## [Work instructions]
Type every record exactly as it appears.

## [Given information]
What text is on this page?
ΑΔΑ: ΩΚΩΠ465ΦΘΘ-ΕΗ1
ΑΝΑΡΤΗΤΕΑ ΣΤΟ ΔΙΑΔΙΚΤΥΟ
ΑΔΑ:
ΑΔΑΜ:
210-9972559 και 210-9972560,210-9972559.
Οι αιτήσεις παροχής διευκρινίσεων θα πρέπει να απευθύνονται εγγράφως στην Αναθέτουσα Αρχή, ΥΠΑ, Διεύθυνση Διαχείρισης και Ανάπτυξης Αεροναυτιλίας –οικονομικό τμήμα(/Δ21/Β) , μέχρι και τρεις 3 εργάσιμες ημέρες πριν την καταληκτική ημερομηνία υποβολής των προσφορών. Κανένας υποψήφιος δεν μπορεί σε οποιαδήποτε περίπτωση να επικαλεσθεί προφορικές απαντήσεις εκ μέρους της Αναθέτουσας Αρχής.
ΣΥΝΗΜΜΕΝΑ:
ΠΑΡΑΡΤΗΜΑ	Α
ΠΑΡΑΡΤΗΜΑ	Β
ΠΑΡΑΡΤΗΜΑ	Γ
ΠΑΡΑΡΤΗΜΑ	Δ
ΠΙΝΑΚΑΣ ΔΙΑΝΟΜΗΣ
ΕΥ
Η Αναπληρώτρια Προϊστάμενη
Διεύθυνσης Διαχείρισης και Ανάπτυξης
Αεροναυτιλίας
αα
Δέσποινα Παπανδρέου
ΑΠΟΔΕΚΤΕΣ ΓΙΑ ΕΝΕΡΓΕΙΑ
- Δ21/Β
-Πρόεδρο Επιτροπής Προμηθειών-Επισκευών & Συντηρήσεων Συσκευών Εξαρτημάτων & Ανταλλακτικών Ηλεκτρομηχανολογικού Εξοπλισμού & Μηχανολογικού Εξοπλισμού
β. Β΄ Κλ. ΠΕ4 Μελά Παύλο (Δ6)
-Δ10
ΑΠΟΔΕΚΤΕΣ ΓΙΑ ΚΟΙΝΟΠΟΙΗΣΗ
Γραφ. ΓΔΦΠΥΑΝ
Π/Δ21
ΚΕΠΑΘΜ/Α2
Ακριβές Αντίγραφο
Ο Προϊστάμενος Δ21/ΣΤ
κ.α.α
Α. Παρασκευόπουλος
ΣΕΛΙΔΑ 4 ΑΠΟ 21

## [The solution]
What text is on this page?
ΑΔΑ: ΩΚΩΠ465ΦΘΘ-ΕΗ1
ΑΝΑΡΤΗΤΕΑ ΣΤΟ ΔΙΑΔΙΚΤΥΟ
ΑΔΑ:
ΑΔΑΜ:
210-9972559 και 210-9972560,210-9972559.
Οι αιτήσεις παροχής διευκρινίσεων θα πρέπει να απευθύνονται εγγράφως στην Αναθέτουσα Αρχή, ΥΠΑ, Διεύθυνση Διαχείρισης και Ανάπτυξης Αεροναυτιλίας –οικονομικό τμήμα(/Δ21/Β) , μέχρι και τρεις 3 εργάσιμες ημέρες πριν την καταληκτική ημερομηνία υποβολής των προσφορών. Κανένας υποψήφιος δεν μπορεί σε οποιαδήποτε περίπτωση να επικαλεσθεί προφορικές απαντήσεις εκ μέρους της Αναθέτουσας Αρχής.
ΣΥΝΗΜΜΕΝΑ:
ΠΑΡΑΡΤΗΜΑ	Α
ΠΑΡΑΡΤΗΜΑ	Β
ΠΑΡΑΡΤΗΜΑ	Γ
ΠΑΡΑΡΤΗΜΑ	Δ
ΠΙΝΑΚΑΣ ΔΙΑΝΟΜΗΣ
ΕΥ
Η Αναπληρώτρια Προϊστάμενη
Διεύθυνσης Διαχείρισης και Ανάπτυξης
Αεροναυτιλίας
αα
Δέσποινα Παπανδρέου
ΑΠΟΔΕΚΤΕΣ ΓΙΑ ΕΝΕΡΓΕΙΑ
- Δ21/Β
-Πρόεδρο Επιτροπής Προμηθειών-Επισκευών & Συντηρήσεων Συσκευών Εξαρτημάτων & Ανταλλακτικών Ηλεκτρομηχανολογικού Εξοπλισμού & Μηχανολογικού Εξοπλισμού
β. Β΄ Κλ. ΠΕ4 Μελά Παύλο (Δ6)
-Δ10
ΑΠΟΔΕΚΤΕΣ ΓΙΑ ΚΟΙΝΟΠΟΙΗΣΗ
Γραφ. ΓΔΦΠΥΑΝ
Π/Δ21
ΚΕΠΑΘΜ/Α2
Ακριβές Αντίγραφο
Ο Προϊστάμενος Δ21/ΣΤ
κ.α.α
Α. Παρασκευόπουλος
ΣΕΛΙΔΑ 4 ΑΠΟ 21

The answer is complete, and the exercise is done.